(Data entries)
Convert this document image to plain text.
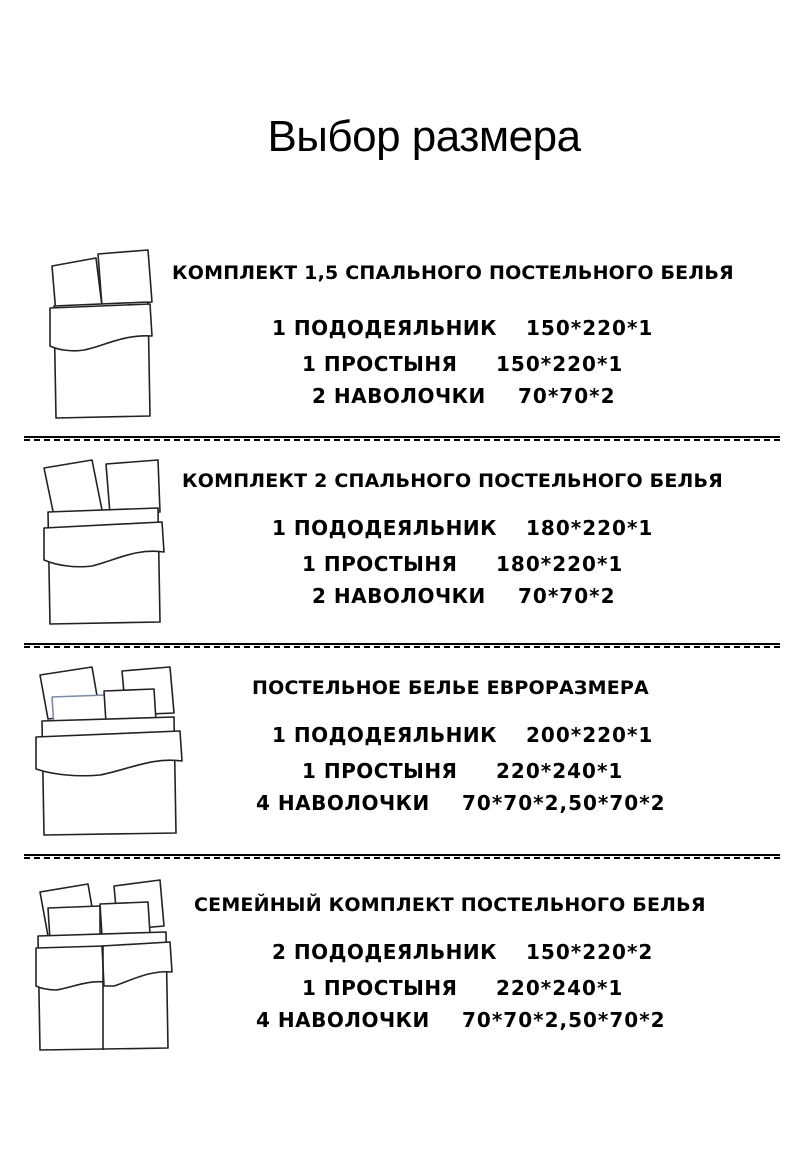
Выбор размера
КОМПЛЕКТ 1,5 СПАЛЬНОГО ПОСТЕЛЬНОГО БЕЛЬЯ
1 ПОДОДЕЯЛЬНИК 150*220*1
1 ПРОСТЫНЯ 150*220*1
2 НАВОЛОЧКИ 70*70*2
КОМПЛЕКТ 2 СПАЛЬНОГО ПОСТЕЛЬНОГО БЕЛЬЯ
1 ПОДОДЕЯЛЬНИК 180*220*1
1 ПРОСТЫНЯ 180*220*1
2 НАВОЛОЧКИ 70*70*2
ПОСТЕЛЬНОЕ БЕЛЬЕ ЕВРОРАЗМЕРА
1 ПОДОДЕЯЛЬНИК 200*220*1
1 ПРОСТЫНЯ 220*240*1
4 НАВОЛОЧКИ 70*70*2,50*70*2
СЕМЕЙНЫЙ КОМПЛЕКТ ПОСТЕЛЬНОГО БЕЛЬЯ
2 ПОДОДЕЯЛЬНИК 150*220*2
1 ПРОСТЫНЯ 220*240*1
4 НАВОЛОЧКИ 70*70*2,50*70*2
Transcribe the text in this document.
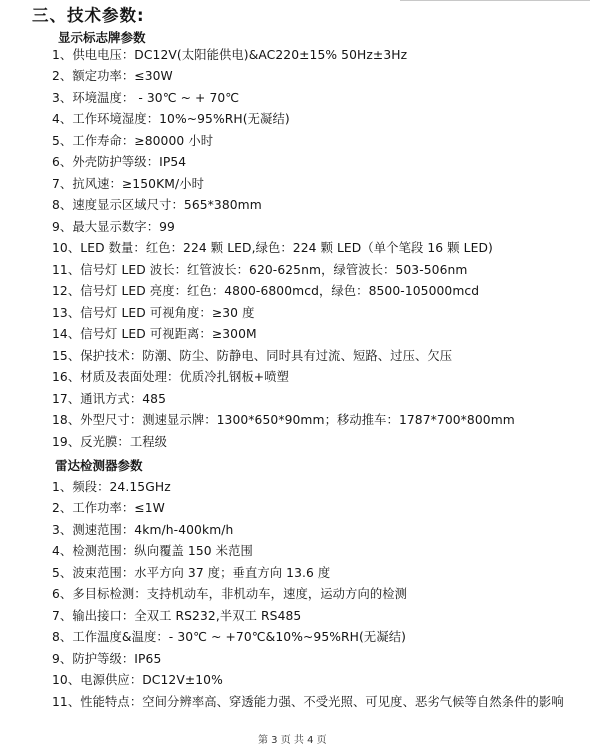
三、技术参数:
显示标志牌参数
1、供电电压：DC12V(太阳能供电)&AC220±15% 50Hz±3Hz
2、额定功率：≤30W
3、环境温度： - 30℃ ~ + 70℃
4、工作环境湿度：10%~95%RH(无凝结)
5、工作寿命：≥80000 小时
6、外壳防护等级：IP54
7、抗风速：≥150KM/小时
8、速度显示区域尺寸：565*380mm
9、最大显示数字：99
10、LED 数量：红色：224 颗 LED,绿色：224 颗 LED（单个笔段 16 颗 LED)
11、信号灯 LED 波长：红管波长：620-625nm，绿管波长：503-506nm
12、信号灯 LED 亮度：红色：4800-6800mcd，绿色：8500-105000mcd
13、信号灯 LED 可视角度：≥30 度
14、信号灯 LED 可视距离：≥300M
15、保护技术：防潮、防尘、防静电、同时具有过流、短路、过压、欠压
16、材质及表面处理：优质冷扎钢板+喷塑
17、通讯方式：485
18、外型尺寸：测速显示牌：1300*650*90mm；移动推车：1787*700*800mm
19、反光膜：工程级
雷达检测器参数
1、频段：24.15GHz
2、工作功率：≤1W
3、测速范围：4km/h-400km/h
4、检测范围：纵向覆盖 150 米范围
5、波束范围：水平方向 37 度；垂直方向 13.6 度
6、多目标检测：支持机动车，非机动车，速度，运动方向的检测
7、输出接口：全双工 RS232,半双工 RS485
8、工作温度&温度：- 30℃ ~ +70℃&10%~95%RH(无凝结)
9、防护等级：IP65
10、电源供应：DC12V±10%
11、性能特点：空间分辨率高、穿透能力强、不受光照、可见度、恶劣气候等自然条件的影响
第 3 页 共 4 页
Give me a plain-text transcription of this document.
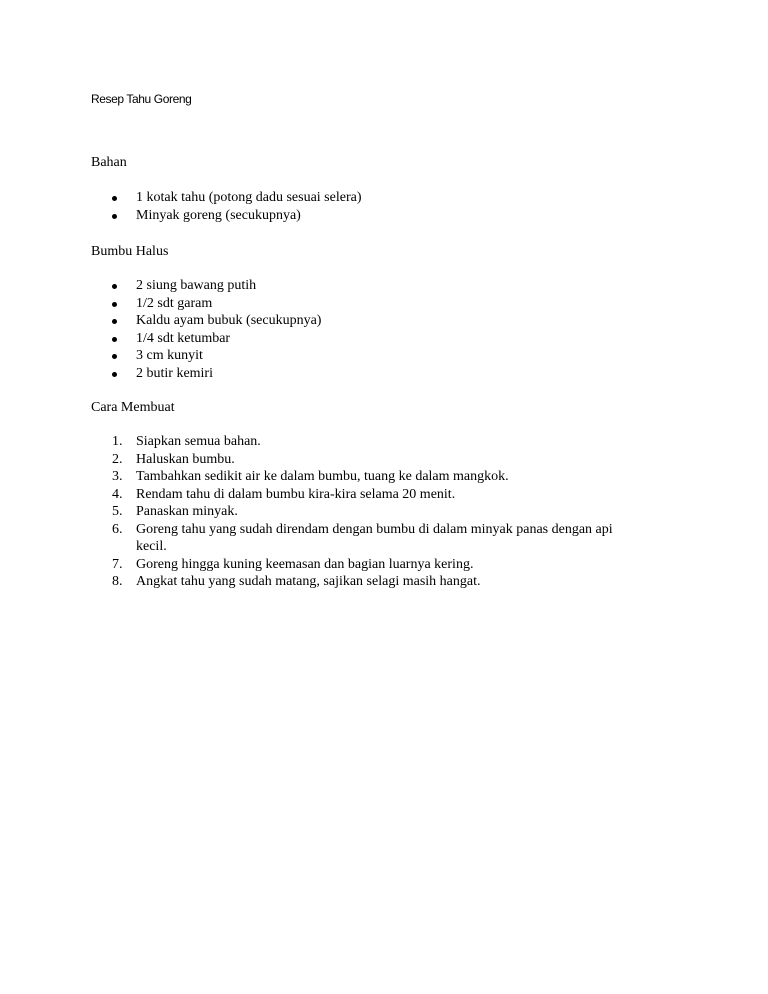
Resep Tahu Goreng
Bahan
1 kotak tahu (potong dadu sesuai selera)
Minyak goreng (secukupnya)
Bumbu Halus
2 siung bawang putih
1/2 sdt garam
Kaldu ayam bubuk (secukupnya)
1/4 sdt ketumbar
3 cm kunyit
2 butir kemiri
Cara Membuat
1. Siapkan semua bahan.
2. Haluskan bumbu.
3. Tambahkan sedikit air ke dalam bumbu, tuang ke dalam mangkok.
4. Rendam tahu di dalam bumbu kira-kira selama 20 menit.
5. Panaskan minyak.
6. Goreng tahu yang sudah direndam dengan bumbu di dalam minyak panas dengan api kecil.
7. Goreng hingga kuning keemasan dan bagian luarnya kering.
8. Angkat tahu yang sudah matang, sajikan selagi masih hangat.
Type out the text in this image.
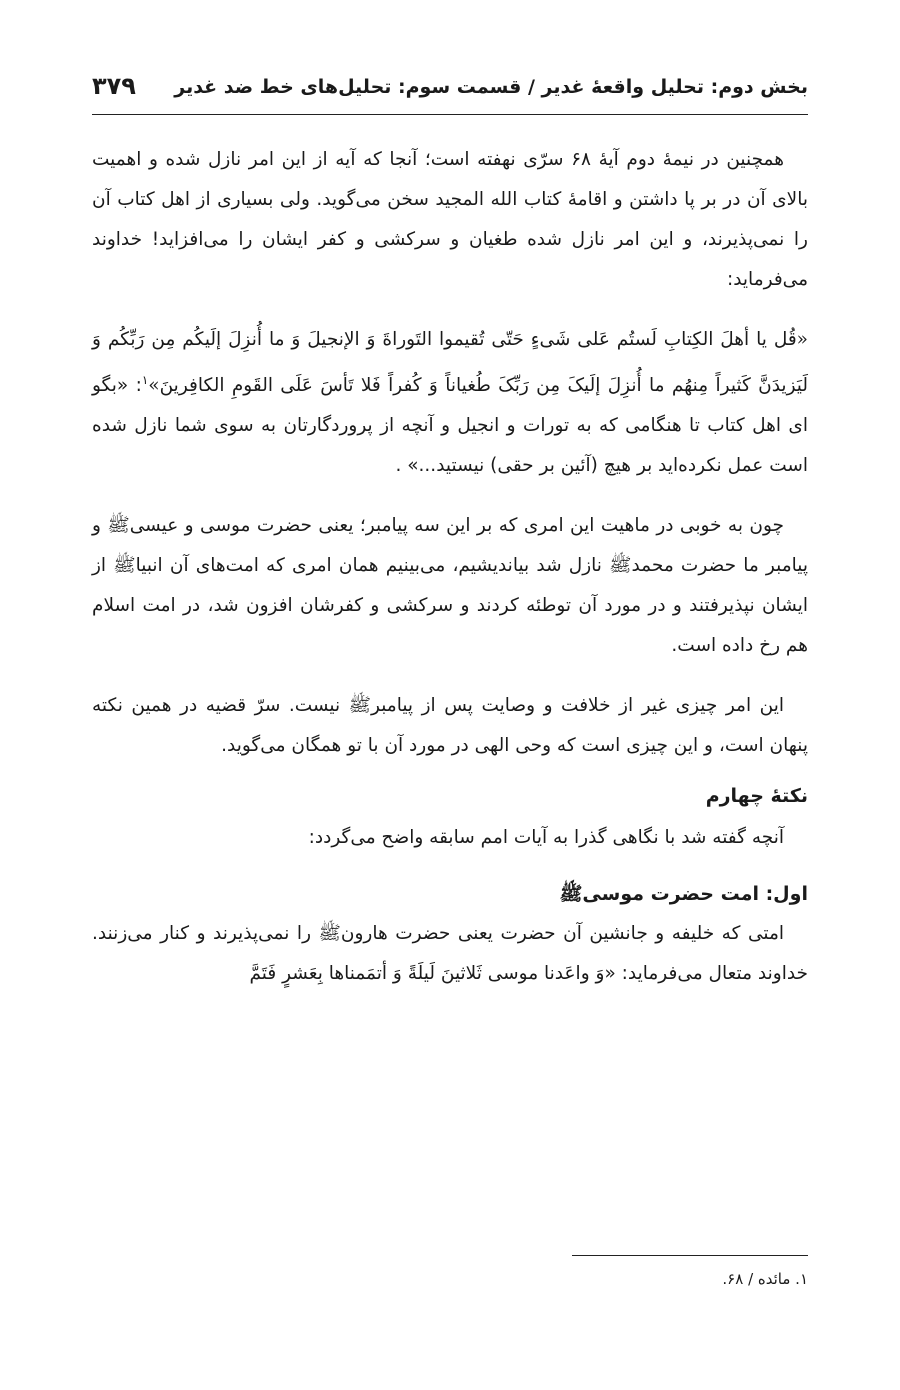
بخش دوم: تحلیل واقعۀ غدیر / قسمت سوم: تحلیل‌های خط ضد غدیر
۳۷۹

همچنین در نیمۀ دوم آیۀ ۶۸ سرّی نهفته است؛ آنجا که آیه از این امر نازل شده و اهمیت بالای آن در بر پا داشتن و اقامۀ کتاب الله المجید سخن می‌گوید. ولی بسیاری از اهل کتاب آن را نمی‌پذیرند، و این امر نازل شده طغیان و سرکشی و کفر ایشان را می‌افزاید! خداوند می‌فرماید:

«قُل یا أهلَ الکِتابِ لَستُم عَلی شَیءٍ حَتّی تُقیموا التَوراةَ وَ الإنجیلَ وَ ما أُنزِلَ إلَیکُم مِن رَبِّکُم وَ لَیَزیدَنَّ کَثیراً مِنهُم ما أُنزِلَ إلَیکَ مِن رَبِّکَ طُغیاناً وَ کُفراً فَلا تَأسَ عَلَی القَومِ الکافِرینَ»$^۱$: «بگو ای اهل کتاب تا هنگامی که به تورات و انجیل و آنچه از پروردگارتان به سوی شما نازل شده است عمل نکرده‌اید بر هیچ (آئین بر حقی) نیستید...» .

چون به خوبی در ماهیت این امری که بر این سه پیامبر؛ یعنی حضرت موسی و عیسی‌ﷺ و پیامبر ما حضرت محمدﷺ نازل شد بیاندیشیم، می‌بینیم همان امری که امت‌های آن انبیاﷺ از ایشان نپذیرفتند و در مورد آن توطئه کردند و سرکشی و کفرشان افزون شد، در امت اسلام هم رخ داده است.

این امر چیزی غیر از خلافت و وصایت پس از پیامبرﷺ نیست. سرّ قضیه در همین نکته پنهان است، و این چیزی است که وحی الهی در مورد آن با تو همگان می‌گوید.

نکتۀ چهارم

آنچه گفته شد با نگاهی گذرا به آیات امم سابقه واضح می‌گردد:

اول: امت حضرت موسیﷺ

امتی که خلیفه و جانشین آن حضرت یعنی حضرت هارونﷺ را نمی‌پذیرند و کنار می‌زنند. خداوند متعال می‌فرماید: «وَ واعَدنا موسی ثَلاثینَ لَیلَةً وَ أتمَمناها بِعَشرٍ فَتَمَّ

۱. مائده / ۶۸.
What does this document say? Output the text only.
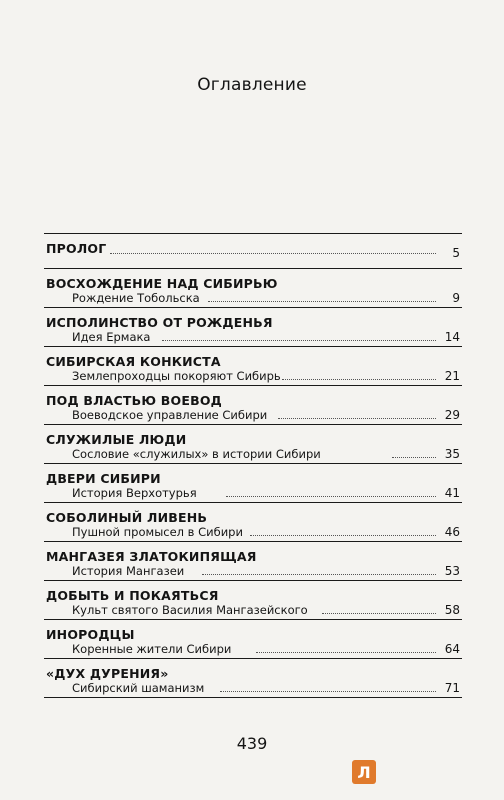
Оглавление
ПРОЛОГ	5
ВОСХОЖДЕНИЕ НАД СИБИРЬЮ
Рождение Тобольска	9
ИСПОЛИНСТВО ОТ РОЖДЕНЬЯ
Идея Ермака	14
СИБИРСКАЯ КОНКИСТА
Землепроходцы покоряют Сибирь	21
ПОД ВЛАСТЬЮ ВОЕВОД
Воеводское управление Сибири	29
СЛУЖИЛЫЕ ЛЮДИ
Сословие «служилых» в истории Сибири	35
ДВЕРИ СИБИРИ
История Верхотурья	41
СОБОЛИНЫЙ ЛИВЕНЬ
Пушной промысел в Сибири	46
МАНГАЗЕЯ ЗЛАТОКИПЯЩАЯ
История Мангазеи	53
ДОБЫТЬ И ПОКАЯТЬСЯ
Культ святого Василия Мангазейского	58
ИНОРОДЦЫ
Коренные жители Сибири	64
«ДУХ ДУРЕНИЯ»
Сибирский шаманизм	71
439
Л
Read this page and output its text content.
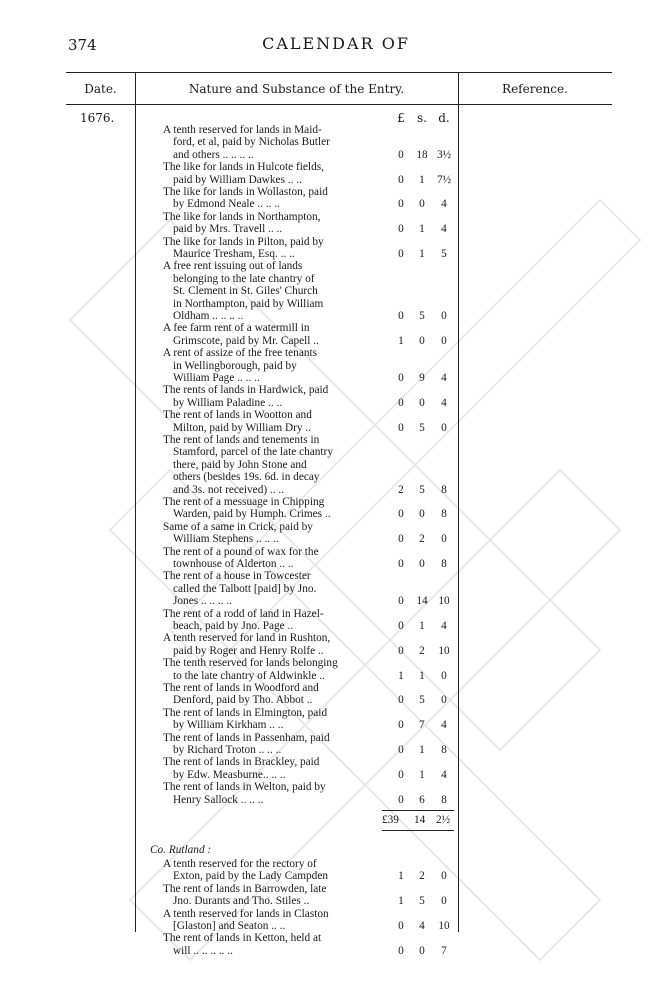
374	CALENDAR OF
Date.	Nature and Substance of the Entry.	Reference.
1676.	£	s. d.
A tenth reserved for lands in Maid-
ford, et al, paid by Nicholas Butler
and others .. .. .. ..	0	18 3½
The like for lands in Hulcote fields,
paid by William Dawkes .. ..	0	1	7½
The like for lands in Wollaston, paid
by Edmond Neale .. .. ..	0	0	4
The like for lands in Northampton,
paid by Mrs. Travell .. ..	0	1	4
The like for lands in Pilton, paid by
Maurice Tresham, Esq. .. ..	0	1	5
A free rent issuing out of lands
belonging to the late chantry of
St. Clement in St. Giles' Church
in Northampton, paid by William
Oldham .. .. .. ..	0	5	0
A fee farm rent of a watermill in
Grimscote, paid by Mr. Capell ..	1	0	0
A rent of assize of the free tenants
in Wellingborough, paid by
William Page .. .. ..	0	9	4
The rents of lands in Hardwick, paid
by William Paladine .. ..	0	0	4
The rent of lands in Wootton and
Milton, paid by William Dry ..	0	5	0
The rent of lands and tenements in
Stamford, parcel of the late chantry
there, paid by John Stone and
others (besides 19s. 6d. in decay
and 3s. not received) .. ..	2	5	8
The rent of a messuage in Chipping
Warden, paid by Humph. Crimes ..	0	0	8
Same of a same in Crick, paid by
William Stephens .. .. ..	0	2	0
The rent of a pound of wax for the
townhouse of Alderton .. ..	0	0	8
The rent of a house in Towcester
called the Talbott [paid] by Jno.
Jones .. .. .. ..	0	14 10
The rent of a rodd of land in Hazel-
beach, paid by Jno. Page ..	0	1	4
A tenth reserved for land in Rushton,
paid by Roger and Henry Rolfe ..	0	2	10
The tenth reserved for lands belonging
to the late chantry of Aldwinkle ..	1	1	0
The rent of lands in Woodford and
Denford, paid by Tho. Abbot ..	0	5	0
The rent of lands in Elmington, paid
by William Kirkham .. ..	0	7	4
The rent of lands in Passenham, paid
by Richard Troton .. .. ..	0	1	8
The rent of lands in Brackley, paid
by Edw. Measburne.. .. ..	0	1	4
The rent of lands in Welton, paid by
Henry Sallock .. .. ..	0	6	8
£39 14 2½
Co. Rutland :
A tenth reserved for the rectory of
Exton, paid by the Lady Campden	1	2	0
The rent of lands in Barrowden, late
Jno. Durants and Tho. Stiles ..	1	5	0
A tenth reserved for lands in Claston
[Glaston] and Seaton .. ..	0	4	10
The rent of lands in Ketton, held at
will .. .. .. .. ..	0	0	7
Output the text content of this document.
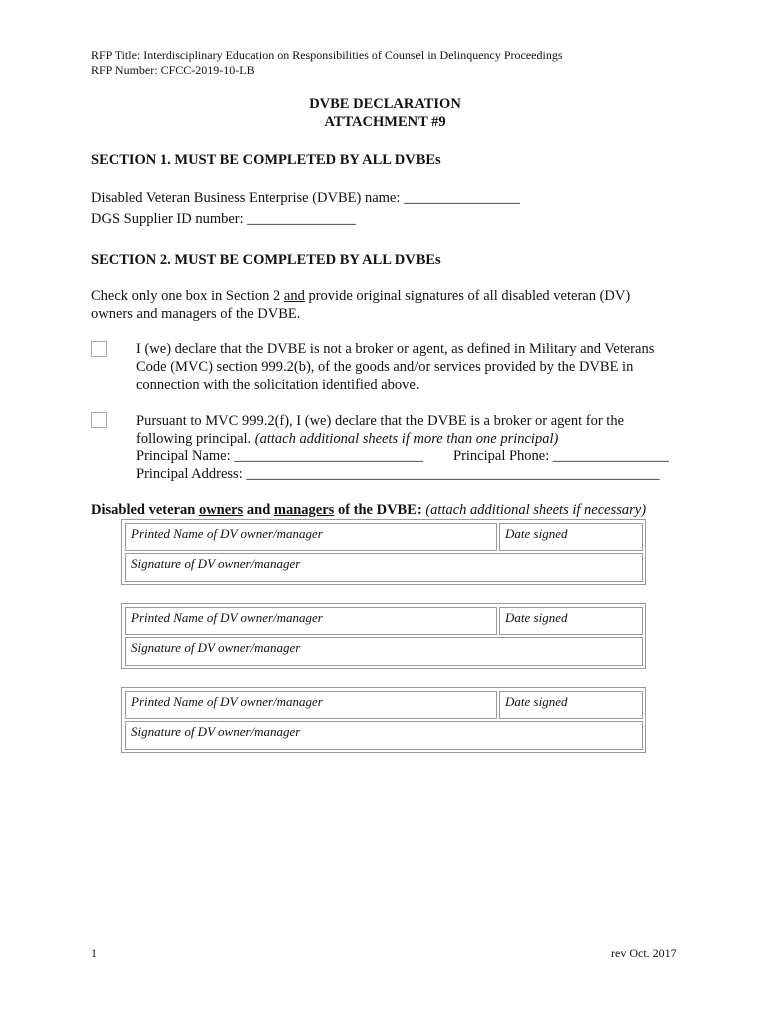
RFP Title: Interdisciplinary Education on Responsibilities of Counsel in Delinquency Proceedings
RFP Number: CFCC-2019-10-LB
DVBE DECLARATION
ATTACHMENT #9
SECTION 1. MUST BE COMPLETED BY ALL DVBEs
Disabled Veteran Business Enterprise (DVBE) name: ________________
DGS Supplier ID number: _______________
SECTION 2. MUST BE COMPLETED BY ALL DVBEs
Check only one box in Section 2 and provide original signatures of all disabled veteran (DV)
owners and managers of the DVBE.
I (we) declare that the DVBE is not a broker or agent, as defined in Military and Veterans
Code (MVC) section 999.2(b), of the goods and/or services provided by the DVBE in
connection with the solicitation identified above.
Pursuant to MVC 999.2(f), I (we) declare that the DVBE is a broker or agent for the
following principal. (attach additional sheets if more than one principal)
Principal Name: __________________________ Principal Phone: ________________
Principal Address: _________________________________________________________
Disabled veteran owners and managers of the DVBE: (attach additional sheets if necessary)
Printed Name of DV owner/manager	Date signed
Signature of DV owner/manager
Printed Name of DV owner/manager	Date signed
Signature of DV owner/manager
Printed Name of DV owner/manager	Date signed
Signature of DV owner/manager
1	rev Oct. 2017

* Task directions:
Pick out every line of the listing containing the word "СПАЛЬНОГО", and show those lines.

* Exercise answer:
КОМПЛЕКТ 1,5 СПАЛЬНОГО ПОСТЕЛЬНОГО БЕЛЬЯ
КОМПЛЕКТ 2 СПАЛЬНОГО ПОСТЕЛЬНОГО БЕЛЬЯ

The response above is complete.